Written instruction: Output the material beneath this task exactly, images excluded.

Source data:
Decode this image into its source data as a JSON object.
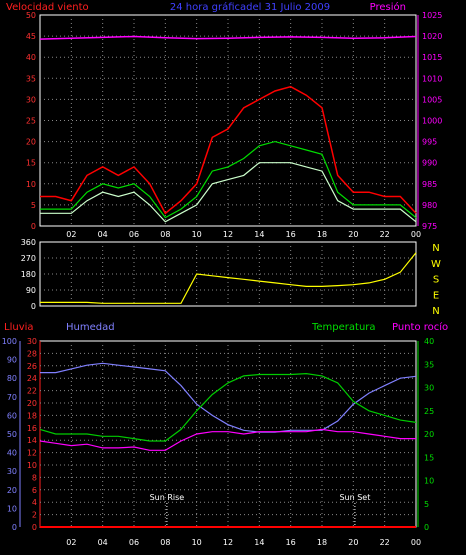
{
  "top_panel": {
    "left_title": "Velocidad viento",
    "center_title": "24 hora gráficadel  31 Julio 2009",
    "right_title": "Presión"
  },
  "bottom_panel": {
    "label_rain": "Lluvia",
    "label_humidity": "Humedad",
    "label_temperature": "Temperatura",
    "label_dewpoint": "Punto rocío",
    "sunrise_label": "Sun Rise",
    "sunset_label": "Sun Set"
  },
  "colors": {
    "wind_gust": "#ff0000",
    "wind_avg": "#00dd00",
    "wind_speed": "#ccffcc",
    "pressure": "#ff00ff",
    "direction": "#ffff00",
    "rain": "#ff0000",
    "humidity": "#8080ff",
    "temperature": "#00cc00",
    "dewpoint": "#ff00ff"
  },
  "chart_data": [
    {
      "type": "line",
      "x_ticks": [
        "02",
        "04",
        "06",
        "08",
        "10",
        "12",
        "14",
        "16",
        "18",
        "20",
        "22",
        "00"
      ],
      "y_left_ticks": [
        "0",
        "5",
        "10",
        "15",
        "20",
        "25",
        "30",
        "35",
        "40",
        "45",
        "50"
      ],
      "y_left_range": [
        0,
        50
      ],
      "y_right_ticks": [
        "975",
        "980",
        "985",
        "990",
        "995",
        "1000",
        "1005",
        "1010",
        "1015",
        "1020",
        "1025"
      ],
      "y_right_range": [
        975,
        1025
      ],
      "series": [
        {
          "key": "gust",
          "hours": [
            0,
            1,
            2,
            3,
            4,
            5,
            6,
            7,
            8,
            9,
            10,
            11,
            12,
            13,
            14,
            15,
            16,
            17,
            18,
            19,
            20,
            21,
            22,
            23,
            24
          ],
          "values": [
            7,
            7,
            6,
            12,
            14,
            12,
            14,
            10,
            3,
            6,
            10,
            21,
            23,
            28,
            30,
            32,
            33,
            31,
            28,
            12,
            8,
            8,
            7,
            7,
            3
          ]
        },
        {
          "key": "average",
          "hours": [
            0,
            1,
            2,
            3,
            4,
            5,
            6,
            7,
            8,
            9,
            10,
            11,
            12,
            13,
            14,
            15,
            16,
            17,
            18,
            19,
            20,
            21,
            22,
            23,
            24
          ],
          "values": [
            4,
            4,
            4,
            8,
            10,
            9,
            10,
            7,
            2,
            4,
            7,
            13,
            14,
            16,
            19,
            20,
            19,
            18,
            17,
            8,
            5,
            5,
            5,
            5,
            2
          ]
        },
        {
          "key": "speed",
          "hours": [
            0,
            1,
            2,
            3,
            4,
            5,
            6,
            7,
            8,
            9,
            10,
            11,
            12,
            13,
            14,
            15,
            16,
            17,
            18,
            19,
            20,
            21,
            22,
            23,
            24
          ],
          "values": [
            3,
            3,
            3,
            6,
            8,
            7,
            8,
            5,
            1,
            3,
            5,
            10,
            11,
            12,
            15,
            15,
            15,
            14,
            13,
            6,
            4,
            4,
            4,
            4,
            1
          ]
        },
        {
          "key": "pressure",
          "hours": [
            0,
            2,
            4,
            6,
            8,
            10,
            12,
            14,
            16,
            18,
            20,
            22,
            24
          ],
          "values": [
            1019.3,
            1019.5,
            1019.7,
            1019.9,
            1019.6,
            1019.4,
            1019.5,
            1019.7,
            1019.8,
            1019.7,
            1019.5,
            1019.6,
            1019.9
          ]
        }
      ]
    },
    {
      "type": "line",
      "right_labels": [
        "N",
        "W",
        "S",
        "E",
        "N"
      ],
      "y_ticks": [
        "0",
        "90",
        "180",
        "270",
        "360"
      ],
      "y_range": [
        0,
        360
      ],
      "series": [
        {
          "key": "direction",
          "hours": [
            0,
            1,
            2,
            3,
            4,
            5,
            6,
            7,
            8,
            9,
            10,
            11,
            12,
            13,
            14,
            15,
            16,
            17,
            18,
            19,
            20,
            21,
            22,
            23,
            24
          ],
          "values": [
            20,
            20,
            20,
            20,
            15,
            15,
            15,
            15,
            15,
            15,
            180,
            170,
            160,
            150,
            140,
            130,
            120,
            110,
            110,
            115,
            120,
            130,
            150,
            190,
            300
          ]
        }
      ]
    },
    {
      "type": "line",
      "x_ticks": [
        "02",
        "04",
        "06",
        "08",
        "10",
        "12",
        "14",
        "16",
        "18",
        "20",
        "22",
        "00"
      ],
      "y_humidity_ticks": [
        "0",
        "10",
        "20",
        "30",
        "40",
        "50",
        "60",
        "70",
        "80",
        "90",
        "100"
      ],
      "y_humidity_range": [
        0,
        100
      ],
      "y_rain_ticks": [
        "0",
        "2",
        "4",
        "6",
        "8",
        "10",
        "12",
        "14",
        "16",
        "18",
        "20",
        "22",
        "24",
        "26",
        "28",
        "30"
      ],
      "y_rain_range": [
        0,
        30
      ],
      "y_temp_ticks": [
        "0",
        "5",
        "10",
        "15",
        "20",
        "25",
        "30",
        "35",
        "40"
      ],
      "y_temp_range": [
        0,
        40
      ],
      "series": [
        {
          "key": "humidity",
          "hours": [
            0,
            1,
            2,
            3,
            4,
            5,
            6,
            7,
            8,
            9,
            10,
            11,
            12,
            13,
            14,
            15,
            16,
            17,
            18,
            19,
            20,
            21,
            22,
            23,
            24
          ],
          "values": [
            83,
            83,
            85,
            87,
            88,
            87,
            86,
            85,
            84,
            76,
            66,
            60,
            55,
            52,
            51,
            51,
            52,
            52,
            52,
            57,
            66,
            72,
            76,
            80,
            81
          ]
        },
        {
          "key": "temperature",
          "hours": [
            0,
            1,
            2,
            3,
            4,
            5,
            6,
            7,
            8,
            9,
            10,
            11,
            12,
            13,
            14,
            15,
            16,
            17,
            18,
            19,
            20,
            21,
            22,
            23,
            24
          ],
          "values": [
            21,
            20,
            20,
            20,
            19.5,
            19.5,
            19,
            18.5,
            18.5,
            21,
            25,
            28.5,
            31,
            32.5,
            32.8,
            32.8,
            32.8,
            33,
            32.5,
            31,
            27,
            25,
            24,
            23,
            22.5
          ]
        },
        {
          "key": "dewpoint",
          "hours": [
            0,
            1,
            2,
            3,
            4,
            5,
            6,
            7,
            8,
            9,
            10,
            11,
            12,
            13,
            14,
            15,
            16,
            17,
            18,
            19,
            20,
            21,
            22,
            23,
            24
          ],
          "values": [
            18.5,
            18,
            17.5,
            17.8,
            17,
            17,
            17.2,
            16.5,
            16.5,
            18.5,
            20,
            20.5,
            20.5,
            20,
            20.5,
            20.5,
            20.5,
            20.5,
            21,
            20.5,
            20.5,
            20,
            19.5,
            19,
            19
          ]
        },
        {
          "key": "rain",
          "hours": [
            0,
            24
          ],
          "values": [
            0,
            0
          ]
        }
      ],
      "sunrise_hour": 8.1,
      "sunset_hour": 20.1
    }
  ]
}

Finished task:
Decode this image into its source data as a JSON object.
{
  "top_panel": {
    "left_title": "Velocidad viento",
    "center_title": "24 hora gráficadel  31 Julio 2009",
    "right_title": "Presión"
  },
  "bottom_panel": {
    "label_rain": "Lluvia",
    "label_humidity": "Humedad",
    "label_temperature": "Temperatura",
    "label_dewpoint": "Punto rocío",
    "sunrise_label": "Sun Rise",
    "sunset_label": "Sun Set"
  },
  "colors": {
    "wind_gust": "#ff0000",
    "wind_avg": "#00dd00",
    "wind_speed": "#ccffcc",
    "pressure": "#ff00ff",
    "direction": "#ffff00",
    "rain": "#ff0000",
    "humidity": "#8080ff",
    "temperature": "#00cc00",
    "dewpoint": "#ff00ff"
  },
  "chart_data": [
    {
      "type": "line",
      "x_ticks": [
        "02",
        "04",
        "06",
        "08",
        "10",
        "12",
        "14",
        "16",
        "18",
        "20",
        "22",
        "00"
      ],
      "y_left_ticks": [
        "0",
        "5",
        "10",
        "15",
        "20",
        "25",
        "30",
        "35",
        "40",
        "45",
        "50"
      ],
      "y_left_range": [
        0,
        50
      ],
      "y_right_ticks": [
        "975",
        "980",
        "985",
        "990",
        "995",
        "1000",
        "1005",
        "1010",
        "1015",
        "1020",
        "1025"
      ],
      "y_right_range": [
        975,
        1025
      ],
      "series": [
        {
          "key": "gust",
          "hours": [
            0,
            1,
            2,
            3,
            4,
            5,
            6,
            7,
            8,
            9,
            10,
            11,
            12,
            13,
            14,
            15,
            16,
            17,
            18,
            19,
            20,
            21,
            22,
            23,
            24
          ],
          "values": [
            7,
            7,
            6,
            12,
            14,
            12,
            14,
            10,
            3,
            6,
            10,
            21,
            23,
            28,
            30,
            32,
            33,
            31,
            28,
            12,
            8,
            8,
            7,
            7,
            3
          ]
        },
        {
          "key": "average",
          "hours": [
            0,
            1,
            2,
            3,
            4,
            5,
            6,
            7,
            8,
            9,
            10,
            11,
            12,
            13,
            14,
            15,
            16,
            17,
            18,
            19,
            20,
            21,
            22,
            23,
            24
          ],
          "values": [
            4,
            4,
            4,
            8,
            10,
            9,
            10,
            7,
            2,
            4,
            7,
            13,
            14,
            16,
            19,
            20,
            19,
            18,
            17,
            8,
            5,
            5,
            5,
            5,
            2
          ]
        },
        {
          "key": "speed",
          "hours": [
            0,
            1,
            2,
            3,
            4,
            5,
            6,
            7,
            8,
            9,
            10,
            11,
            12,
            13,
            14,
            15,
            16,
            17,
            18,
            19,
            20,
            21,
            22,
            23,
            24
          ],
          "values": [
            3,
            3,
            3,
            6,
            8,
            7,
            8,
            5,
            1,
            3,
            5,
            10,
            11,
            12,
            15,
            15,
            15,
            14,
            13,
            6,
            4,
            4,
            4,
            4,
            1
          ]
        },
        {
          "key": "pressure",
          "hours": [
            0,
            2,
            4,
            6,
            8,
            10,
            12,
            14,
            16,
            18,
            20,
            22,
            24
          ],
          "values": [
            1019.3,
            1019.5,
            1019.7,
            1019.9,
            1019.6,
            1019.4,
            1019.5,
            1019.7,
            1019.8,
            1019.7,
            1019.5,
            1019.6,
            1019.9
          ]
        }
      ]
    },
    {
      "type": "line",
      "right_labels": [
        "N",
        "W",
        "S",
        "E",
        "N"
      ],
      "y_ticks": [
        "0",
        "90",
        "180",
        "270",
        "360"
      ],
      "y_range": [
        0,
        360
      ],
      "series": [
        {
          "key": "direction",
          "hours": [
            0,
            1,
            2,
            3,
            4,
            5,
            6,
            7,
            8,
            9,
            10,
            11,
            12,
            13,
            14,
            15,
            16,
            17,
            18,
            19,
            20,
            21,
            22,
            23,
            24
          ],
          "values": [
            20,
            20,
            20,
            20,
            15,
            15,
            15,
            15,
            15,
            15,
            180,
            170,
            160,
            150,
            140,
            130,
            120,
            110,
            110,
            115,
            120,
            130,
            150,
            190,
            300
          ]
        }
      ]
    },
    {
      "type": "line",
      "x_ticks": [
        "02",
        "04",
        "06",
        "08",
        "10",
        "12",
        "14",
        "16",
        "18",
        "20",
        "22",
        "00"
      ],
      "y_humidity_ticks": [
        "0",
        "10",
        "20",
        "30",
        "40",
        "50",
        "60",
        "70",
        "80",
        "90",
        "100"
      ],
      "y_humidity_range": [
        0,
        100
      ],
      "y_rain_ticks": [
        "0",
        "2",
        "4",
        "6",
        "8",
        "10",
        "12",
        "14",
        "16",
        "18",
        "20",
        "22",
        "24",
        "26",
        "28",
        "30"
      ],
      "y_rain_range": [
        0,
        30
      ],
      "y_temp_ticks": [
        "0",
        "5",
        "10",
        "15",
        "20",
        "25",
        "30",
        "35",
        "40"
      ],
      "y_temp_range": [
        0,
        40
      ],
      "series": [
        {
          "key": "humidity",
          "hours": [
            0,
            1,
            2,
            3,
            4,
            5,
            6,
            7,
            8,
            9,
            10,
            11,
            12,
            13,
            14,
            15,
            16,
            17,
            18,
            19,
            20,
            21,
            22,
            23,
            24
          ],
          "values": [
            83,
            83,
            85,
            87,
            88,
            87,
            86,
            85,
            84,
            76,
            66,
            60,
            55,
            52,
            51,
            51,
            52,
            52,
            52,
            57,
            66,
            72,
            76,
            80,
            81
          ]
        },
        {
          "key": "temperature",
          "hours": [
            0,
            1,
            2,
            3,
            4,
            5,
            6,
            7,
            8,
            9,
            10,
            11,
            12,
            13,
            14,
            15,
            16,
            17,
            18,
            19,
            20,
            21,
            22,
            23,
            24
          ],
          "values": [
            21,
            20,
            20,
            20,
            19.5,
            19.5,
            19,
            18.5,
            18.5,
            21,
            25,
            28.5,
            31,
            32.5,
            32.8,
            32.8,
            32.8,
            33,
            32.5,
            31,
            27,
            25,
            24,
            23,
            22.5
          ]
        },
        {
          "key": "dewpoint",
          "hours": [
            0,
            1,
            2,
            3,
            4,
            5,
            6,
            7,
            8,
            9,
            10,
            11,
            12,
            13,
            14,
            15,
            16,
            17,
            18,
            19,
            20,
            21,
            22,
            23,
            24
          ],
          "values": [
            18.5,
            18,
            17.5,
            17.8,
            17,
            17,
            17.2,
            16.5,
            16.5,
            18.5,
            20,
            20.5,
            20.5,
            20,
            20.5,
            20.5,
            20.5,
            20.5,
            21,
            20.5,
            20.5,
            20,
            19.5,
            19,
            19
          ]
        },
        {
          "key": "rain",
          "hours": [
            0,
            24
          ],
          "values": [
            0,
            0
          ]
        }
      ],
      "sunrise_hour": 8.1,
      "sunset_hour": 20.1
    }
  ]
}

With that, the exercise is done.